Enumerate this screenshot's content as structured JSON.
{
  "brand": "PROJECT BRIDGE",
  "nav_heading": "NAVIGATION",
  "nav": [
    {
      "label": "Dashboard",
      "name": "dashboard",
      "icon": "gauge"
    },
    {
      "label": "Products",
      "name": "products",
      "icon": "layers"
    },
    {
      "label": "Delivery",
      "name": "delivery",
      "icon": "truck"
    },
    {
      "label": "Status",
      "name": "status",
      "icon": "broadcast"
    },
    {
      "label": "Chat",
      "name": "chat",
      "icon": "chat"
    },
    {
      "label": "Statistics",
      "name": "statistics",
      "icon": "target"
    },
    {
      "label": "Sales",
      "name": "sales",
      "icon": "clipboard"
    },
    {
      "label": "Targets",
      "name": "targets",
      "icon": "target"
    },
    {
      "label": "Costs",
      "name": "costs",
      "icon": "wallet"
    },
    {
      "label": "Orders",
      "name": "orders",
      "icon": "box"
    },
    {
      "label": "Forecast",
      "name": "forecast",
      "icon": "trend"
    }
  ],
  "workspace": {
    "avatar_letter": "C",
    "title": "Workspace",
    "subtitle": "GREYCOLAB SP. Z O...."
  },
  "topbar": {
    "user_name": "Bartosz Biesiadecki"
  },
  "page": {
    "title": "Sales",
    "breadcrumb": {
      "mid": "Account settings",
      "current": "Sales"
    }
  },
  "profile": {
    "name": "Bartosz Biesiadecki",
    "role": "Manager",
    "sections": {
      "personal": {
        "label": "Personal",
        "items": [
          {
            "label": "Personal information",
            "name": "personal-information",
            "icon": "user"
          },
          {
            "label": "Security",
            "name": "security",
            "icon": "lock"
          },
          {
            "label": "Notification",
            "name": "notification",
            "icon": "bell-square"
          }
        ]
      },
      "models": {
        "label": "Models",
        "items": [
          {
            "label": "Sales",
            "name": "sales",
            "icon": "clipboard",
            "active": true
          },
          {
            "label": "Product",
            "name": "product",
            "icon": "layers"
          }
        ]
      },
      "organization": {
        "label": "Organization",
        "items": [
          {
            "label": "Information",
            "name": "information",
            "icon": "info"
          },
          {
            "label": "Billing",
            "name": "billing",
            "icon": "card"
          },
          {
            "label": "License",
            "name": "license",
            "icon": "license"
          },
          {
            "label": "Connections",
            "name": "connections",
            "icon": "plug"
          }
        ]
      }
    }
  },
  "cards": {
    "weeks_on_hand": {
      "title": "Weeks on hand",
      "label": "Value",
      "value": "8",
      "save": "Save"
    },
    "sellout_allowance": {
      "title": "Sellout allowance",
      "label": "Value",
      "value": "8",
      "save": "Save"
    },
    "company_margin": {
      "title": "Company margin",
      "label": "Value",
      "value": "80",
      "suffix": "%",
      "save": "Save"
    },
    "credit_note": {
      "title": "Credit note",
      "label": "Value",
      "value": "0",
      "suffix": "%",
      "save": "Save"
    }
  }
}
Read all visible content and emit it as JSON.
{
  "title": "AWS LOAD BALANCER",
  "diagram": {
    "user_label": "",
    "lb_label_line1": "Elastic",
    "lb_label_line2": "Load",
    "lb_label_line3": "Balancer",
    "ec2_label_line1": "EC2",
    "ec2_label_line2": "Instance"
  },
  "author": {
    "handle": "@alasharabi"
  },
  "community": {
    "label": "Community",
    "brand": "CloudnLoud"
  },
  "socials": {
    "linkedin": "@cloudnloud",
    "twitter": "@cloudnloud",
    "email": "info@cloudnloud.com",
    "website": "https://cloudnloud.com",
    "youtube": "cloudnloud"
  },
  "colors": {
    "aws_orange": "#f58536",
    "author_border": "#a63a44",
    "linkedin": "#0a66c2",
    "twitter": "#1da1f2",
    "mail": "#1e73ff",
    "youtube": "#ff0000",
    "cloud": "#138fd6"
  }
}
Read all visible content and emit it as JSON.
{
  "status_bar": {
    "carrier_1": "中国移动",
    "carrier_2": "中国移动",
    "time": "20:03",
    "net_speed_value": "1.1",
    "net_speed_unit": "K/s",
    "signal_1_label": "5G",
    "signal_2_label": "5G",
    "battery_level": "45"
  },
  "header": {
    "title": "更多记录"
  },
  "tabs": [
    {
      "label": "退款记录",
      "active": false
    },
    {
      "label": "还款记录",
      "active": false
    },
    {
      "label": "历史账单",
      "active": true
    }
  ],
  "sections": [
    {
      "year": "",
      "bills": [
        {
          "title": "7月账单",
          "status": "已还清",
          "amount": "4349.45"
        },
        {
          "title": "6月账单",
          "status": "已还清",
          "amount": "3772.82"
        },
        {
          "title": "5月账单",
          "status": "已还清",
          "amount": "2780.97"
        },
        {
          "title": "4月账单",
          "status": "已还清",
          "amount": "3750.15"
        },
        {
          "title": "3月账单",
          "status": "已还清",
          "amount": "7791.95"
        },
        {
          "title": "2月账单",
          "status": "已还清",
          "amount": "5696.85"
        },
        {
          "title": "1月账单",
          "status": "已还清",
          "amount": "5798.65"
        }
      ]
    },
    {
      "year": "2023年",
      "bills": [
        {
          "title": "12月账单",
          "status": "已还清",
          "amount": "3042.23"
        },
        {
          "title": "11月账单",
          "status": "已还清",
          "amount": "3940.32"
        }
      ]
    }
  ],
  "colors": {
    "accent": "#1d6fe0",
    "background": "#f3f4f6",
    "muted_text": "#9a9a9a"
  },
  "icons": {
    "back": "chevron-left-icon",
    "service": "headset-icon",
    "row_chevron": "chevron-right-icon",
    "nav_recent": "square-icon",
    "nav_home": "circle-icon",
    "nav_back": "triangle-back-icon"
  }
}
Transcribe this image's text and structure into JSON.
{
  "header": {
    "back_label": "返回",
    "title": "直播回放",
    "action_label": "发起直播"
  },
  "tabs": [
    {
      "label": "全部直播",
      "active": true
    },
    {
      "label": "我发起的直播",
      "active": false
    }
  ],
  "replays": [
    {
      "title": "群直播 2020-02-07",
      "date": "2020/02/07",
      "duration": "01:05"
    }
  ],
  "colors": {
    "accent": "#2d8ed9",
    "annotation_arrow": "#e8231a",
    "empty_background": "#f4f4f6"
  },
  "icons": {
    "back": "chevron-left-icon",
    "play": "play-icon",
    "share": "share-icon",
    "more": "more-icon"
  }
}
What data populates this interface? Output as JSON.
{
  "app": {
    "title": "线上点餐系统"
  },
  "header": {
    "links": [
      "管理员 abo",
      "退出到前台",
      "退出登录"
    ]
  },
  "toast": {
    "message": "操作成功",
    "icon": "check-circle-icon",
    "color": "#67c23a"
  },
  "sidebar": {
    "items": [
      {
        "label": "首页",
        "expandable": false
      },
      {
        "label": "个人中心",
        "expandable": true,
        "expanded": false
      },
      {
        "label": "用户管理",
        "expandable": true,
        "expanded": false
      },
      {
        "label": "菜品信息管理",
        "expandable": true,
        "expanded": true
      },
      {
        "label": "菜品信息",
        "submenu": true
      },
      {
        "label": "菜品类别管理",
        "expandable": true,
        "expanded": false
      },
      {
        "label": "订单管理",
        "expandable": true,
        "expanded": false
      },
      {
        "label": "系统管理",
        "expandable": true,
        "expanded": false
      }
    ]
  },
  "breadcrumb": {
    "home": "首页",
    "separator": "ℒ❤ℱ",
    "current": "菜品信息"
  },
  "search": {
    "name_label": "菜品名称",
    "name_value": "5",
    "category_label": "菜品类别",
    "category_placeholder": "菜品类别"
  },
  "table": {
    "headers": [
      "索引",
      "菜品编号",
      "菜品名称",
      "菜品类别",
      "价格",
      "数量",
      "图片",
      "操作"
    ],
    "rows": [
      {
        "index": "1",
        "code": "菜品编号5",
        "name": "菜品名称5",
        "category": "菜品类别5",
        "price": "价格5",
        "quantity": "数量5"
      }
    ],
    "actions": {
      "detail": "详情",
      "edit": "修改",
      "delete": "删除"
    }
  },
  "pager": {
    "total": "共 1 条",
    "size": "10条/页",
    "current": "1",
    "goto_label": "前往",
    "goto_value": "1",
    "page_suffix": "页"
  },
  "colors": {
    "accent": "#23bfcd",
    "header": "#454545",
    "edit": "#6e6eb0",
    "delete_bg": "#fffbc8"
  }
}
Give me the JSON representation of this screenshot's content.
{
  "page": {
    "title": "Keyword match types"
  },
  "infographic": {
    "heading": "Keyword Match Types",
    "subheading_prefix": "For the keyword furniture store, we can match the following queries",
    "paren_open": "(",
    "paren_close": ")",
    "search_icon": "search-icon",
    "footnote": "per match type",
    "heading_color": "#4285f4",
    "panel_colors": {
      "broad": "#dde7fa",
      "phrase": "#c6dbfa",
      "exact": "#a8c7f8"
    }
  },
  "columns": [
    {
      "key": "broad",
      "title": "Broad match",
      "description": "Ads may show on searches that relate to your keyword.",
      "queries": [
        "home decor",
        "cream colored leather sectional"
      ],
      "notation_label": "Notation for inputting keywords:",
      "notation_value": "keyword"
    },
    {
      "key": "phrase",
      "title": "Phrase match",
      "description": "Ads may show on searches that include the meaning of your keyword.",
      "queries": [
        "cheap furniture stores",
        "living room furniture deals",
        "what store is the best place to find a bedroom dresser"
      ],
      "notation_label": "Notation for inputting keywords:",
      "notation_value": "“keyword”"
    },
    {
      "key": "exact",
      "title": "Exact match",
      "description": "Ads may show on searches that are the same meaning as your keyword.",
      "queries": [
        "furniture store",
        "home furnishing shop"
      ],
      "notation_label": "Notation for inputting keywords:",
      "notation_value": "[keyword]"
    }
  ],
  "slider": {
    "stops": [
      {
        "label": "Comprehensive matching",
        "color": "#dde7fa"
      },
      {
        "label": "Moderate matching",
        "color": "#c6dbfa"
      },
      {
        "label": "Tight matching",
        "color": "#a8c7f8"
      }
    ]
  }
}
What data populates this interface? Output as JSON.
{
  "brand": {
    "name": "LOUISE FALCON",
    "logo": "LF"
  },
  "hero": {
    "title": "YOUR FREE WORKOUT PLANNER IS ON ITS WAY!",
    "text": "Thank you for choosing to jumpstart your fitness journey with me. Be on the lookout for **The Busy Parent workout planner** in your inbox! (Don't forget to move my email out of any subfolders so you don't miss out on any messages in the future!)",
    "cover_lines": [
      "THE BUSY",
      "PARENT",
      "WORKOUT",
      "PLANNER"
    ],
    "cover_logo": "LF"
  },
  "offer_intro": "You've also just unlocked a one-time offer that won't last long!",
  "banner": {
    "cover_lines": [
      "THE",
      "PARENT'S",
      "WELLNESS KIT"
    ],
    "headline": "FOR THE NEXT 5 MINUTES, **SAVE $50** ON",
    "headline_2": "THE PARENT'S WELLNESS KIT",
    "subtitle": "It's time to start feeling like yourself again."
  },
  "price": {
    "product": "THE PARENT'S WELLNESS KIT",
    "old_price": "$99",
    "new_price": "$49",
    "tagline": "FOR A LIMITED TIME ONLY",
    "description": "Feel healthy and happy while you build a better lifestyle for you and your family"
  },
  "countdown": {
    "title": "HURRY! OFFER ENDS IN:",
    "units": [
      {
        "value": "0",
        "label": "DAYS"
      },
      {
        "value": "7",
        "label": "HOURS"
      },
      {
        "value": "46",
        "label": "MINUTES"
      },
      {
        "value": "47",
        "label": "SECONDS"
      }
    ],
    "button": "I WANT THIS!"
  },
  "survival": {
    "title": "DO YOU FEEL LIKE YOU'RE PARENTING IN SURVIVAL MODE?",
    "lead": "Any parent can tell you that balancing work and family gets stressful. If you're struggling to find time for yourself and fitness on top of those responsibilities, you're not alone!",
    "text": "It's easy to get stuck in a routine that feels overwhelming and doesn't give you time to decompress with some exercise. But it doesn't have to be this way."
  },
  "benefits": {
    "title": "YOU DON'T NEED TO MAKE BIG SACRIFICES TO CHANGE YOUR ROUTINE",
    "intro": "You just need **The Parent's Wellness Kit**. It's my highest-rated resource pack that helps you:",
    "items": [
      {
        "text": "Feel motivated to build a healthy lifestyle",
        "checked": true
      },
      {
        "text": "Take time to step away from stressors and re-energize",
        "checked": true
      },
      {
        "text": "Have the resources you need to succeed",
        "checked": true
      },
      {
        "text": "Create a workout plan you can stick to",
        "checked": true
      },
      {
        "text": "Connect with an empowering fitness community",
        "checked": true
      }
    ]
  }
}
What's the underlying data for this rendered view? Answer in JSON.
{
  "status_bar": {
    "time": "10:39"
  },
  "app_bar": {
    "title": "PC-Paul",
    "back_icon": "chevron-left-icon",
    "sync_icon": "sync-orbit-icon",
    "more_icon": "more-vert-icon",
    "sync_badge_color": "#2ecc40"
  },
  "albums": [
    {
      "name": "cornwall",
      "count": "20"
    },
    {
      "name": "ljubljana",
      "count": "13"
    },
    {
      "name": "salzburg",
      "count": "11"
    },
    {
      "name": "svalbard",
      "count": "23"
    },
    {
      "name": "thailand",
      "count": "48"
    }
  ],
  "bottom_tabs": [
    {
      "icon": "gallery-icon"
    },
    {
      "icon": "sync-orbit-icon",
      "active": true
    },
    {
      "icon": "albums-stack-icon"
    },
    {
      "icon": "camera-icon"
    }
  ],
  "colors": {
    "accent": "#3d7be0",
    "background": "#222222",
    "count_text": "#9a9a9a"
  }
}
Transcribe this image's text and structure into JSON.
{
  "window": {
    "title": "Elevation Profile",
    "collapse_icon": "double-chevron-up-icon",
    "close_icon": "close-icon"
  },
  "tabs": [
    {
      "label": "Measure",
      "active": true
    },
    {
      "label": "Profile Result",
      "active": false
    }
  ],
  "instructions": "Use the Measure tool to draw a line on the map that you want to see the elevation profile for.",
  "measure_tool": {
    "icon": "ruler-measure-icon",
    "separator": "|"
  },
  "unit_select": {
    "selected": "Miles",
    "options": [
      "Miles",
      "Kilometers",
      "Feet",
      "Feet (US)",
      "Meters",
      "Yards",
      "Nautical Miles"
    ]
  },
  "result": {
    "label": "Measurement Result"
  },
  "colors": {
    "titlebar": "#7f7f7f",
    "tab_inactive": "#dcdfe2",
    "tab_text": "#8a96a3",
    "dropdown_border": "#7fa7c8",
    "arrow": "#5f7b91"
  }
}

#####

Repeat the lines from the one containing "What's the underlying" through the end of the listing, exactly and without any other lines; both ends are included.

Written reply:
What's the underlying data for this rendered view? Answer in JSON.
{
  "status_bar": {
    "time": "10:39"
  },
  "app_bar": {
    "title": "PC-Paul",
    "back_icon": "chevron-left-icon",
    "sync_icon": "sync-orbit-icon",
    "more_icon": "more-vert-icon",
    "sync_badge_color": "#2ecc40"
  },
  "albums": [
    {
      "name": "cornwall",
      "count": "20"
    },
    {
      "name": "ljubljana",
      "count": "13"
    },
    {
      "name": "salzburg",
      "count": "11"
    },
    {
      "name": "svalbard",
      "count": "23"
    },
    {
      "name": "thailand",
      "count": "48"
    }
  ],
  "bottom_tabs": [
    {
      "icon": "gallery-icon"
    },
    {
      "icon": "sync-orbit-icon",
      "active": true
    },
    {
      "icon": "albums-stack-icon"
    },
    {
      "icon": "camera-icon"
    }
  ],
  "colors": {
    "accent": "#3d7be0",
    "background": "#222222",
    "count_text": "#9a9a9a"
  }
}
Transcribe this image's text and structure into JSON.
{
  "window": {
    "title": "Elevation Profile",
    "collapse_icon": "double-chevron-up-icon",
    "close_icon": "close-icon"
  },
  "tabs": [
    {
      "label": "Measure",
      "active": true
    },
    {
      "label": "Profile Result",
      "active": false
    }
  ],
  "instructions": "Use the Measure tool to draw a line on the map that you want to see the elevation profile for.",
  "measure_tool": {
    "icon": "ruler-measure-icon",
    "separator": "|"
  },
  "unit_select": {
    "selected": "Miles",
    "options": [
      "Miles",
      "Kilometers",
      "Feet",
      "Feet (US)",
      "Meters",
      "Yards",
      "Nautical Miles"
    ]
  },
  "result": {
    "label": "Measurement Result"
  },
  "colors": {
    "titlebar": "#7f7f7f",
    "tab_inactive": "#dcdfe2",
    "tab_text": "#8a96a3",
    "dropdown_border": "#7fa7c8",
    "arrow": "#5f7b91"
  }
}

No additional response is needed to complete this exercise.